Exercise: Can you reproduce the data beneath, keeping every line exact?
─── Data for processing
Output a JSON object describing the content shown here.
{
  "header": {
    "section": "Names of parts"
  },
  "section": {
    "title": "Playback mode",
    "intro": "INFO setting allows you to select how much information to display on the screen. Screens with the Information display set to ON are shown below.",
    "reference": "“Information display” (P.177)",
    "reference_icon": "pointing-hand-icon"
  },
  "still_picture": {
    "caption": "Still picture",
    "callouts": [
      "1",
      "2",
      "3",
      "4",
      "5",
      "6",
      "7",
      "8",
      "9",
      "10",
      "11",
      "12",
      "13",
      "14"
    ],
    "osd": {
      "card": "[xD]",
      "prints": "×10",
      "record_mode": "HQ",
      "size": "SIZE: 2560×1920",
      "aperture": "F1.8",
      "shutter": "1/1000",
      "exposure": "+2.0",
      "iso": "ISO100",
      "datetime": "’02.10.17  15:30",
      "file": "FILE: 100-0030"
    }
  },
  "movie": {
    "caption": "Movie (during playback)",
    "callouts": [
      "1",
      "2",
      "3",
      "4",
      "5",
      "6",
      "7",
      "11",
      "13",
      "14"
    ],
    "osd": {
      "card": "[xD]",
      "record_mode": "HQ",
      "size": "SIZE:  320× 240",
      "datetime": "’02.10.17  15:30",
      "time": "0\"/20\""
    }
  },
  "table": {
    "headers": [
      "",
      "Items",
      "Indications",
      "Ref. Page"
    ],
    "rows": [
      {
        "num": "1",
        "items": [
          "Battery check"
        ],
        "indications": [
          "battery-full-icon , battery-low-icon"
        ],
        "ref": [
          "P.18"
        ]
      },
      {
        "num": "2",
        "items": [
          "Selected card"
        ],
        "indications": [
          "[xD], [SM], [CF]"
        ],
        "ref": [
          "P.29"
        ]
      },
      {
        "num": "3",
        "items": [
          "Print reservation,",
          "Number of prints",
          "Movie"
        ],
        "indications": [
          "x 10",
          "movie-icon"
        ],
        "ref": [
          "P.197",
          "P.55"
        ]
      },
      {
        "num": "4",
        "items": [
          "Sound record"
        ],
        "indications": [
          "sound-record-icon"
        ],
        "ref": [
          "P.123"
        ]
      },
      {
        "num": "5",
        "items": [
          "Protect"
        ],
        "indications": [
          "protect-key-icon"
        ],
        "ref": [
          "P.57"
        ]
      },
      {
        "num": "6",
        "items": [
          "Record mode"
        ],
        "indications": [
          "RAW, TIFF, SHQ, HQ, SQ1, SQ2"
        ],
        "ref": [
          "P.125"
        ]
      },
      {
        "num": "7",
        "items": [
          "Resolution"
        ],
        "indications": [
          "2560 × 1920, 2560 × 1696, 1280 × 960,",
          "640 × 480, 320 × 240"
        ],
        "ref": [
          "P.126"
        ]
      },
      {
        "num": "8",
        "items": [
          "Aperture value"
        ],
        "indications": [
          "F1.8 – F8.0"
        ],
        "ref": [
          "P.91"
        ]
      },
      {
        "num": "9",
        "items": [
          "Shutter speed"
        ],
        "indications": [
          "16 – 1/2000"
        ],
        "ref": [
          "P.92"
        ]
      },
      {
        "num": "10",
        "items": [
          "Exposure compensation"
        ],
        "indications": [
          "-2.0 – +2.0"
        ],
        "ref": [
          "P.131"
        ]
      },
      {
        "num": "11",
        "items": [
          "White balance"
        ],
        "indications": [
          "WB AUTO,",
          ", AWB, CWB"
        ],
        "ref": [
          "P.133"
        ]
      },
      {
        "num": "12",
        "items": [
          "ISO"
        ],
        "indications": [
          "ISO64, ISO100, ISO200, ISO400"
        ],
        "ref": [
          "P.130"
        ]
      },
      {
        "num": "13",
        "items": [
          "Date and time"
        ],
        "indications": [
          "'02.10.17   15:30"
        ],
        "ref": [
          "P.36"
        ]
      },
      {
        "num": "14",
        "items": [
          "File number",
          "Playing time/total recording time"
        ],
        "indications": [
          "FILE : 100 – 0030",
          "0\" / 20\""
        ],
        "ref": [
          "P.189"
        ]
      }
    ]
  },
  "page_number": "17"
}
──────
Written solution:
Output a JSON object describing the content shown here.
{
  "header": {
    "section": "Names of parts"
  },
  "section": {
    "title": "Playback mode",
    "intro": "INFO setting allows you to select how much information to display on the screen. Screens with the Information display set to ON are shown below.",
    "reference": "“Information display” (P.177)",
    "reference_icon": "pointing-hand-icon"
  },
  "still_picture": {
    "caption": "Still picture",
    "callouts": [
      "1",
      "2",
      "3",
      "4",
      "5",
      "6",
      "7",
      "8",
      "9",
      "10",
      "11",
      "12",
      "13",
      "14"
    ],
    "osd": {
      "card": "[xD]",
      "prints": "×10",
      "record_mode": "HQ",
      "size": "SIZE: 2560×1920",
      "aperture": "F1.8",
      "shutter": "1/1000",
      "exposure": "+2.0",
      "iso": "ISO100",
      "datetime": "’02.10.17  15:30",
      "file": "FILE: 100-0030"
    }
  },
  "movie": {
    "caption": "Movie (during playback)",
    "callouts": [
      "1",
      "2",
      "3",
      "4",
      "5",
      "6",
      "7",
      "11",
      "13",
      "14"
    ],
    "osd": {
      "card": "[xD]",
      "record_mode": "HQ",
      "size": "SIZE:  320× 240",
      "datetime": "’02.10.17  15:30",
      "time": "0\"/20\""
    }
  },
  "table": {
    "headers": [
      "",
      "Items",
      "Indications",
      "Ref. Page"
    ],
    "rows": [
      {
        "num": "1",
        "items": [
          "Battery check"
        ],
        "indications": [
          "battery-full-icon , battery-low-icon"
        ],
        "ref": [
          "P.18"
        ]
      },
      {
        "num": "2",
        "items": [
          "Selected card"
        ],
        "indications": [
          "[xD], [SM], [CF]"
        ],
        "ref": [
          "P.29"
        ]
      },
      {
        "num": "3",
        "items": [
          "Print reservation,",
          "Number of prints",
          "Movie"
        ],
        "indications": [
          "x 10",
          "movie-icon"
        ],
        "ref": [
          "P.197",
          "P.55"
        ]
      },
      {
        "num": "4",
        "items": [
          "Sound record"
        ],
        "indications": [
          "sound-record-icon"
        ],
        "ref": [
          "P.123"
        ]
      },
      {
        "num": "5",
        "items": [
          "Protect"
        ],
        "indications": [
          "protect-key-icon"
        ],
        "ref": [
          "P.57"
        ]
      },
      {
        "num": "6",
        "items": [
          "Record mode"
        ],
        "indications": [
          "RAW, TIFF, SHQ, HQ, SQ1, SQ2"
        ],
        "ref": [
          "P.125"
        ]
      },
      {
        "num": "7",
        "items": [
          "Resolution"
        ],
        "indications": [
          "2560 × 1920, 2560 × 1696, 1280 × 960,",
          "640 × 480, 320 × 240"
        ],
        "ref": [
          "P.126"
        ]
      },
      {
        "num": "8",
        "items": [
          "Aperture value"
        ],
        "indications": [
          "F1.8 – F8.0"
        ],
        "ref": [
          "P.91"
        ]
      },
      {
        "num": "9",
        "items": [
          "Shutter speed"
        ],
        "indications": [
          "16 – 1/2000"
        ],
        "ref": [
          "P.92"
        ]
      },
      {
        "num": "10",
        "items": [
          "Exposure compensation"
        ],
        "indications": [
          "-2.0 – +2.0"
        ],
        "ref": [
          "P.131"
        ]
      },
      {
        "num": "11",
        "items": [
          "White balance"
        ],
        "indications": [
          "WB AUTO,",
          ", AWB, CWB"
        ],
        "ref": [
          "P.133"
        ]
      },
      {
        "num": "12",
        "items": [
          "ISO"
        ],
        "indications": [
          "ISO64, ISO100, ISO200, ISO400"
        ],
        "ref": [
          "P.130"
        ]
      },
      {
        "num": "13",
        "items": [
          "Date and time"
        ],
        "indications": [
          "'02.10.17   15:30"
        ],
        "ref": [
          "P.36"
        ]
      },
      {
        "num": "14",
        "items": [
          "File number",
          "Playing time/total recording time"
        ],
        "indications": [
          "FILE : 100 – 0030",
          "0\" / 20\""
        ],
        "ref": [
          "P.189"
        ]
      }
    ]
  },
  "page_number": "17"
}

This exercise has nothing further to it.